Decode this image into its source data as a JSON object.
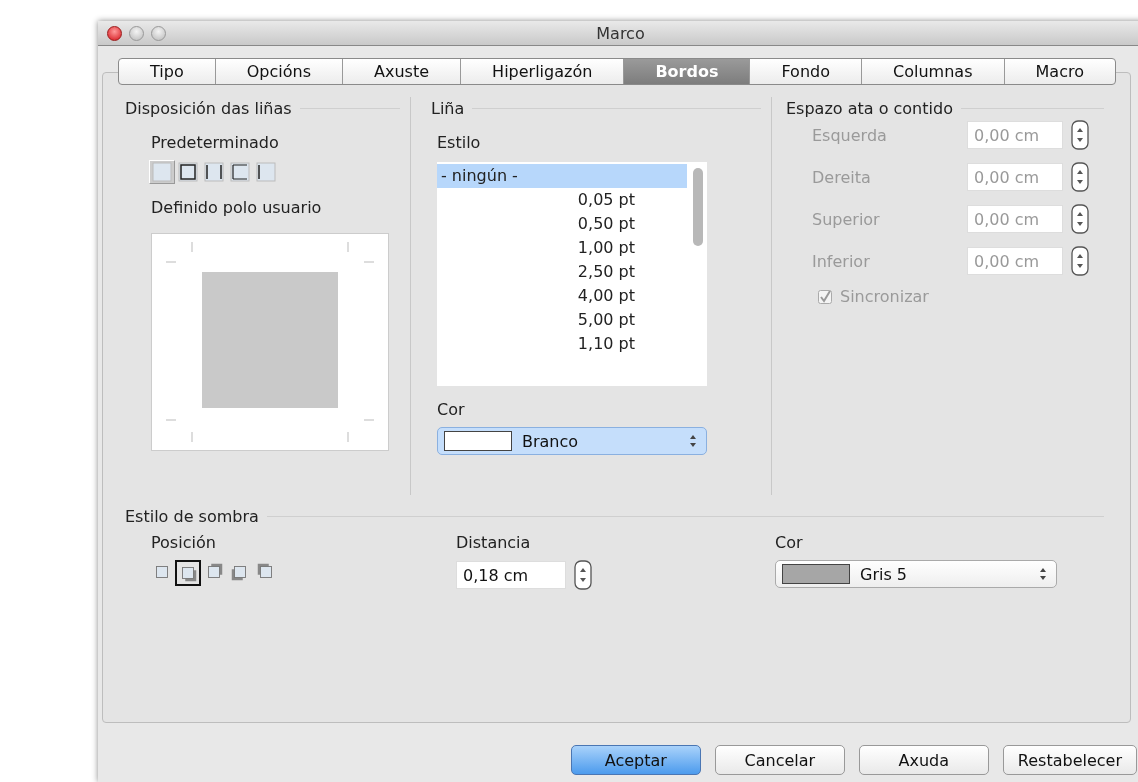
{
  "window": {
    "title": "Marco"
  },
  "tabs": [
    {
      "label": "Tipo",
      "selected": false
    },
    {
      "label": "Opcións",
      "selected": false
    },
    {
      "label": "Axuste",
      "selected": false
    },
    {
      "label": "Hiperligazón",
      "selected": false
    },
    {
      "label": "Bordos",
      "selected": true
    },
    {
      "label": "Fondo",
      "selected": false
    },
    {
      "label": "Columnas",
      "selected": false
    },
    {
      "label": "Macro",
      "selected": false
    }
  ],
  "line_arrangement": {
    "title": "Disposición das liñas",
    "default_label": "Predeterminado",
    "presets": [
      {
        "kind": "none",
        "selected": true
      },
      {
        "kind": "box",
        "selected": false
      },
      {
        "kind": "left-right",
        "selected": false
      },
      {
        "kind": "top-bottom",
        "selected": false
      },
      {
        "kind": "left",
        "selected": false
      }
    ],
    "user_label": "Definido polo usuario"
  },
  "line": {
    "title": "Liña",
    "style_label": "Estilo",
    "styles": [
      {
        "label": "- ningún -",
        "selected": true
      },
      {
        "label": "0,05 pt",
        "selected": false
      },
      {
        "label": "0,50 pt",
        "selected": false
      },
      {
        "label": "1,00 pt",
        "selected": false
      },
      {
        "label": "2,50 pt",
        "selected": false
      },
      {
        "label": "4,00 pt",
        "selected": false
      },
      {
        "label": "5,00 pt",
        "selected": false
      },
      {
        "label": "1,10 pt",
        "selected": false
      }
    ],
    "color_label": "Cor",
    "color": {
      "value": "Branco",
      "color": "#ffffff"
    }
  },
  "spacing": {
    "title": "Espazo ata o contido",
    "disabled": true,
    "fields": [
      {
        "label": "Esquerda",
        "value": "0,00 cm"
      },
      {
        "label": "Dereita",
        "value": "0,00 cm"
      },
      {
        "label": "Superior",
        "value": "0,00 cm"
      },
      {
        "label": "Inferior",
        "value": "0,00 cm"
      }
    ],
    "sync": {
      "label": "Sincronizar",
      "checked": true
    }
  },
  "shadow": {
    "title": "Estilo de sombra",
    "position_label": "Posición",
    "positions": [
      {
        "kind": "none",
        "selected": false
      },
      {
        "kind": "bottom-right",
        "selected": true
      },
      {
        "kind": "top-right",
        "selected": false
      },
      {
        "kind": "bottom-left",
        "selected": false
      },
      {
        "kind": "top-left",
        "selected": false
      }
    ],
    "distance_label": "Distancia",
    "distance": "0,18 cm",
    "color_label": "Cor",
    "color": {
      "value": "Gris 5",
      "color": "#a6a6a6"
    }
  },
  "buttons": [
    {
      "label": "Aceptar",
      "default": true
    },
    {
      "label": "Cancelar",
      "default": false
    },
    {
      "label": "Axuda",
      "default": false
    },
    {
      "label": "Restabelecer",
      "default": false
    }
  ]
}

==

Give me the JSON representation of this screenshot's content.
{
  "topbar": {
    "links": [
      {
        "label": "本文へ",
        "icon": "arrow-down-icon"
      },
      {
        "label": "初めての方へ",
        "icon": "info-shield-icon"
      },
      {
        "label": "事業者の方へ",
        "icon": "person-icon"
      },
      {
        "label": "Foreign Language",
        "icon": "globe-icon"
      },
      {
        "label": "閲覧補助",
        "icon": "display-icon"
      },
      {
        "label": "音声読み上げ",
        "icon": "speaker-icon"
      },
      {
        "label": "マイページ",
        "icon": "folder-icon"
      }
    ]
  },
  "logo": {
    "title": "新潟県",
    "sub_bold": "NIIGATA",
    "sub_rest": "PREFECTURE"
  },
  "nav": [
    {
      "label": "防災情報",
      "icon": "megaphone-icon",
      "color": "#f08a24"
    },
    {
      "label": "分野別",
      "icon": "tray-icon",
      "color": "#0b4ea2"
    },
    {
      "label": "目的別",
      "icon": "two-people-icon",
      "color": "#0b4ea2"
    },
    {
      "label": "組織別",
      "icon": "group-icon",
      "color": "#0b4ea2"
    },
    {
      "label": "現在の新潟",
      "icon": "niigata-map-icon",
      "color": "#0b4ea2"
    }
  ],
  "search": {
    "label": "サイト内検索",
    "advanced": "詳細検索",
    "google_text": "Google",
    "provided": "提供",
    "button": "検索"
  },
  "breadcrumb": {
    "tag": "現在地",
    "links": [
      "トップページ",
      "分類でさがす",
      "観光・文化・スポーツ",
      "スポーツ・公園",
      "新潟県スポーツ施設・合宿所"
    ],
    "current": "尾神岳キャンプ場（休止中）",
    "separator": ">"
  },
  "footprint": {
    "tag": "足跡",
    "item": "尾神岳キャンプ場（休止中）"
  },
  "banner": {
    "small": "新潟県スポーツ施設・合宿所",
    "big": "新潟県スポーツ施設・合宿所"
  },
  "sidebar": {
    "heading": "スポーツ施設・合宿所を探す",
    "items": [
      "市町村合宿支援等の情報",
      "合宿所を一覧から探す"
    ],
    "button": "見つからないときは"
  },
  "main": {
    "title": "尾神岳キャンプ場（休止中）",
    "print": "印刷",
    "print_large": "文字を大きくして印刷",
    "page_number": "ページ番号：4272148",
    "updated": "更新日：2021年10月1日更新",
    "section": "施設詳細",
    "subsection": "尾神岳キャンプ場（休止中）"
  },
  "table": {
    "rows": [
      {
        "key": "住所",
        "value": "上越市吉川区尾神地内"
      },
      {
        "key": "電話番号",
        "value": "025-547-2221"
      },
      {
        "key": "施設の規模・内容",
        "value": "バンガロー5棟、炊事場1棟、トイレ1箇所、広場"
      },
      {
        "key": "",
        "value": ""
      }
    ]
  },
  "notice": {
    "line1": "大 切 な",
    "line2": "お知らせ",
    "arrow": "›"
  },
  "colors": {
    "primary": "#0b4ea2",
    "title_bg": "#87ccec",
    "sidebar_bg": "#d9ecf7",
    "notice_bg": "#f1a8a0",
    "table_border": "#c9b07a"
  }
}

§ Stated exercise
List the lines of the records where "Estilo" occurs.

§ Solution below
    "style_label": "Estilo",
    "title": "Estilo de sombra",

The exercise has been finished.